To do: Among the records below, find each line that includes the string "créixer" and copy it.

Start of Data listing

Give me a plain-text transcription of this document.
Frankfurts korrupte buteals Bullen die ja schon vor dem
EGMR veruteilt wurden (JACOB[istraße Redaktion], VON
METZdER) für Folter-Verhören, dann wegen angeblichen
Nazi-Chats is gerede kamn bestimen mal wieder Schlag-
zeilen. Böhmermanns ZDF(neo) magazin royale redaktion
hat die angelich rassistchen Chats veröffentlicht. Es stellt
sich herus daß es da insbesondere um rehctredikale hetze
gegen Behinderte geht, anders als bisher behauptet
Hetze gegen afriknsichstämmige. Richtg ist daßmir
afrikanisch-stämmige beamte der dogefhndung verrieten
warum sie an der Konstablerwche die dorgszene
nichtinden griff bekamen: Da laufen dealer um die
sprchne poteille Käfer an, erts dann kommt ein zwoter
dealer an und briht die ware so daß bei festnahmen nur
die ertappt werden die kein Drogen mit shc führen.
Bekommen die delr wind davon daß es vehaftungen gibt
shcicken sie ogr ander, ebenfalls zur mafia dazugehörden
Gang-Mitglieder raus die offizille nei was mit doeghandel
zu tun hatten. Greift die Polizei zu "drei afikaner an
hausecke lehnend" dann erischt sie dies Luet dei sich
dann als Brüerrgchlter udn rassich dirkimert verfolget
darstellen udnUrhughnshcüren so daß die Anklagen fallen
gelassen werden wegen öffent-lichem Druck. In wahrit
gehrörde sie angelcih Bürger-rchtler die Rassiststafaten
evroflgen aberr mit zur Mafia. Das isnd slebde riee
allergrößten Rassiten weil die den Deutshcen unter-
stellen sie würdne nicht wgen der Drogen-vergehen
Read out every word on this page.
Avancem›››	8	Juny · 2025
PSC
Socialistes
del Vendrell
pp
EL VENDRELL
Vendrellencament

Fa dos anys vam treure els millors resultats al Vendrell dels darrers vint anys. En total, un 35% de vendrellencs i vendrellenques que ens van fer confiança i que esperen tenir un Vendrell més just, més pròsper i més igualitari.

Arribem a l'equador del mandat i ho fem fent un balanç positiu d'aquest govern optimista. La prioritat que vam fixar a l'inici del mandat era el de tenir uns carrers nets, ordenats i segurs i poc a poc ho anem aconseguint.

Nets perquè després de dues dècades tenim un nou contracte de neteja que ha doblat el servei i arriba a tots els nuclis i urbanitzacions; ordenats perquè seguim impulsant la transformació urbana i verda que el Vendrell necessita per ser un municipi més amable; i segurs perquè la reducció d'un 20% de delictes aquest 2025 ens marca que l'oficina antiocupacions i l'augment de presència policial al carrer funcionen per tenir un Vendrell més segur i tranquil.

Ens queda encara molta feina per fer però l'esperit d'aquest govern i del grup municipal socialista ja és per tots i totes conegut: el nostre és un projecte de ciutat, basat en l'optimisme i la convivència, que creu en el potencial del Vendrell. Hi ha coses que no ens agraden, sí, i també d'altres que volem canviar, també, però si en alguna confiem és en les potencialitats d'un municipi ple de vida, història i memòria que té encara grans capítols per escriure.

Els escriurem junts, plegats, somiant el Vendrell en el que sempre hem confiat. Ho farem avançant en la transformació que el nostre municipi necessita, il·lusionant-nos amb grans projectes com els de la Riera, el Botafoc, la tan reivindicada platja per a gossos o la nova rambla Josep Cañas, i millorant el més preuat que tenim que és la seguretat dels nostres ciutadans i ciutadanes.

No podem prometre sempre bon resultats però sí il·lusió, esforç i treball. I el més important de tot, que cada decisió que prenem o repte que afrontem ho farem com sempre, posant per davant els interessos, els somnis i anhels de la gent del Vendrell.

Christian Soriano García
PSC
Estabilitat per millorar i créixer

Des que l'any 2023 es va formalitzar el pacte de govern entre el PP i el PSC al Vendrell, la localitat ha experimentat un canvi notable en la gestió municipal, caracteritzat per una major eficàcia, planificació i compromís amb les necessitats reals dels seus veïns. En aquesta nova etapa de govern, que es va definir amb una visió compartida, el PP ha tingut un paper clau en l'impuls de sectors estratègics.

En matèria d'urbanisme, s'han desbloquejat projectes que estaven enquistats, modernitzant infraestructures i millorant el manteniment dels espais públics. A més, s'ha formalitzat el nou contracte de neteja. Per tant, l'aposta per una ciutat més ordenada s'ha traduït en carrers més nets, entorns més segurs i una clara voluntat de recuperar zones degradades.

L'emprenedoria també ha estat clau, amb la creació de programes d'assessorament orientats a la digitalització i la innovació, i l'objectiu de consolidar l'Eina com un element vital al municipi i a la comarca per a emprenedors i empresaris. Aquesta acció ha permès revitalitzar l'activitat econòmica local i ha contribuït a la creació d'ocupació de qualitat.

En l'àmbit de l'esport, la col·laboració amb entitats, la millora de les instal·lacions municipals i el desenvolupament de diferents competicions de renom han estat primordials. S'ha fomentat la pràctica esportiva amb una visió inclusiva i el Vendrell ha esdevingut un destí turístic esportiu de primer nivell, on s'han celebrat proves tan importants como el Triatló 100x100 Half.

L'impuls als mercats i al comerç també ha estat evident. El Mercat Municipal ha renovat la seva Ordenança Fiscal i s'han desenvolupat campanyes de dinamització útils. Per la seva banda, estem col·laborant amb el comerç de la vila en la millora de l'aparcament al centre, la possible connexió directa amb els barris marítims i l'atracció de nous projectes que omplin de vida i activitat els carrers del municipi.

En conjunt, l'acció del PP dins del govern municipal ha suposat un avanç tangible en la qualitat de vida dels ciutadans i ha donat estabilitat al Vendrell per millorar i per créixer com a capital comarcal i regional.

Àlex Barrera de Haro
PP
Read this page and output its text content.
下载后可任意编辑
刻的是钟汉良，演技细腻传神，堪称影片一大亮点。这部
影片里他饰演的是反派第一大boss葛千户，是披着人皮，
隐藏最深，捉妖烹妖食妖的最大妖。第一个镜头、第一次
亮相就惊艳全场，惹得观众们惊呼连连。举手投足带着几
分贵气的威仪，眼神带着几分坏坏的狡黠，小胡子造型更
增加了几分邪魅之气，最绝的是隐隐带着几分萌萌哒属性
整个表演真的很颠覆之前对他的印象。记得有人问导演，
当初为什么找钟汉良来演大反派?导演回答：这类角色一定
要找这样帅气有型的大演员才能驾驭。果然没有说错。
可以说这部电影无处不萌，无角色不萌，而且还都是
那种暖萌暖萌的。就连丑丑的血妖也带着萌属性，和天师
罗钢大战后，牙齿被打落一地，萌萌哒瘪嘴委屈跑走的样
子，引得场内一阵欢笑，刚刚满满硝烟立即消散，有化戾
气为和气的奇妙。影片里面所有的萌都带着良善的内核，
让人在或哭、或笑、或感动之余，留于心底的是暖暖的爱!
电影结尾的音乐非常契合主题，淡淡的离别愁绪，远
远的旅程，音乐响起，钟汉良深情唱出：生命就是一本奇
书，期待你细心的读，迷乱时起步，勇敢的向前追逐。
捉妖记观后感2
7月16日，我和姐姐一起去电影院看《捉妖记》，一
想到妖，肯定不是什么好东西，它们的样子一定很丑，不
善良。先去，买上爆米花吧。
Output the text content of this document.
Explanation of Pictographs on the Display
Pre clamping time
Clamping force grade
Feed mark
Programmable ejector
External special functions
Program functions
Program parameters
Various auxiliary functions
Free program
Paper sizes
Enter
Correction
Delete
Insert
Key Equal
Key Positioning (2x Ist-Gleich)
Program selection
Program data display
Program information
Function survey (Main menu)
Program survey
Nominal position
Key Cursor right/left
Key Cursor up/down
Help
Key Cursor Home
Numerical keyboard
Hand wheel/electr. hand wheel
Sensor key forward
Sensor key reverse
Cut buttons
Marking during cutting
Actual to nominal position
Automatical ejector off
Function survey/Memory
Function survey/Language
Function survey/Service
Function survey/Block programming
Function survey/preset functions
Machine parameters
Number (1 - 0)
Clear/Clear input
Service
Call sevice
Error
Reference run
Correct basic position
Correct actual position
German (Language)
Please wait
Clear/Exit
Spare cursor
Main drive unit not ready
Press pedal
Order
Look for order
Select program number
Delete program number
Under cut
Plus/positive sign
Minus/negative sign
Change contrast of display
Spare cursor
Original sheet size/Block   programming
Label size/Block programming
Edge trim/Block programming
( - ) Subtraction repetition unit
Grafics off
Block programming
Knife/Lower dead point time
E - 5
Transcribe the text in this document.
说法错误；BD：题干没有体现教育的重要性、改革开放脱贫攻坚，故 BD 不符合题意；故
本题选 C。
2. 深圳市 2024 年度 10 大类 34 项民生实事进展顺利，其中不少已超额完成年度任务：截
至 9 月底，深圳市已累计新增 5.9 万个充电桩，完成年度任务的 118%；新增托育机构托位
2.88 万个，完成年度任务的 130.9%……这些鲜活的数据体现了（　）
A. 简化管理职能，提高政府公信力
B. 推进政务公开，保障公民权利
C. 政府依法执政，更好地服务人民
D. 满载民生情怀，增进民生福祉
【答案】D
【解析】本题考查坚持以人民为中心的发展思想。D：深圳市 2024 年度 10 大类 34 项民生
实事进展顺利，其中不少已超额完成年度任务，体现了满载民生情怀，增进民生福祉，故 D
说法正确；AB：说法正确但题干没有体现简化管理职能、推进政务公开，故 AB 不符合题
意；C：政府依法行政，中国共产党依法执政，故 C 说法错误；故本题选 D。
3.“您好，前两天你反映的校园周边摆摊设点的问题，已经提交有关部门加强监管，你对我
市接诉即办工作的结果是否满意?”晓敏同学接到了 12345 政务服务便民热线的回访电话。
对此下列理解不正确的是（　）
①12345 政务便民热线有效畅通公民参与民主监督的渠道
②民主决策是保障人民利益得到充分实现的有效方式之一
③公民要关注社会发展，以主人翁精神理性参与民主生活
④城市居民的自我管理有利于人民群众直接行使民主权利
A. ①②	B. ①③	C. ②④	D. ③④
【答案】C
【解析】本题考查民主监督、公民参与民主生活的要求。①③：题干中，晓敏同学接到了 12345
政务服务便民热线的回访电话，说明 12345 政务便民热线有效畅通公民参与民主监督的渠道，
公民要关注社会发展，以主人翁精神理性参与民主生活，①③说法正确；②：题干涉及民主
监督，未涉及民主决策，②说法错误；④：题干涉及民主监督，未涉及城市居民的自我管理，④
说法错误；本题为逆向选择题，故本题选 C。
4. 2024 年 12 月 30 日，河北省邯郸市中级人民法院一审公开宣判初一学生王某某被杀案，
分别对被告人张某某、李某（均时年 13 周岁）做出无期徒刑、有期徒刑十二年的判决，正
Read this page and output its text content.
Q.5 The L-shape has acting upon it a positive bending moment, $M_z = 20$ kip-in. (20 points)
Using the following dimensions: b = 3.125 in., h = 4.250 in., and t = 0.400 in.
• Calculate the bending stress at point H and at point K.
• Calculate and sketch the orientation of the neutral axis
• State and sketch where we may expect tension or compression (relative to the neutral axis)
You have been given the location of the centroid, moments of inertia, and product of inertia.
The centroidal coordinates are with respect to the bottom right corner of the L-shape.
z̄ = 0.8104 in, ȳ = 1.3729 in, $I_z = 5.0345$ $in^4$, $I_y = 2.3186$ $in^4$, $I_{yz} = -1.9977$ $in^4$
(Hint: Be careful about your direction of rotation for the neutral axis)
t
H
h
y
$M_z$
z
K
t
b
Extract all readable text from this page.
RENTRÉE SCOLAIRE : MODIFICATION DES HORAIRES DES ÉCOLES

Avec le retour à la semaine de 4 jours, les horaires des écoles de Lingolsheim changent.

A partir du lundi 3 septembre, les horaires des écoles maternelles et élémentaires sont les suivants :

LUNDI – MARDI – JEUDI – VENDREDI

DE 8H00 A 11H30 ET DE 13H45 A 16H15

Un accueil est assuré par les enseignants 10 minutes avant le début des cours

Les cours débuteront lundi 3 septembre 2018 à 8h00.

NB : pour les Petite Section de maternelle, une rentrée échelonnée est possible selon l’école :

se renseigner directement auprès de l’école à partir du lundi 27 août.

End of Data listing

Output below:
Estabilitat per millorar i créixer
En conjunt, l'acció del PP dins del govern municipal ha suposat un avanç tangible en la qualitat de vida dels ciutadans i ha donat estabilitat al Vendrell per millorar i per créixer com a capital comarcal i regional.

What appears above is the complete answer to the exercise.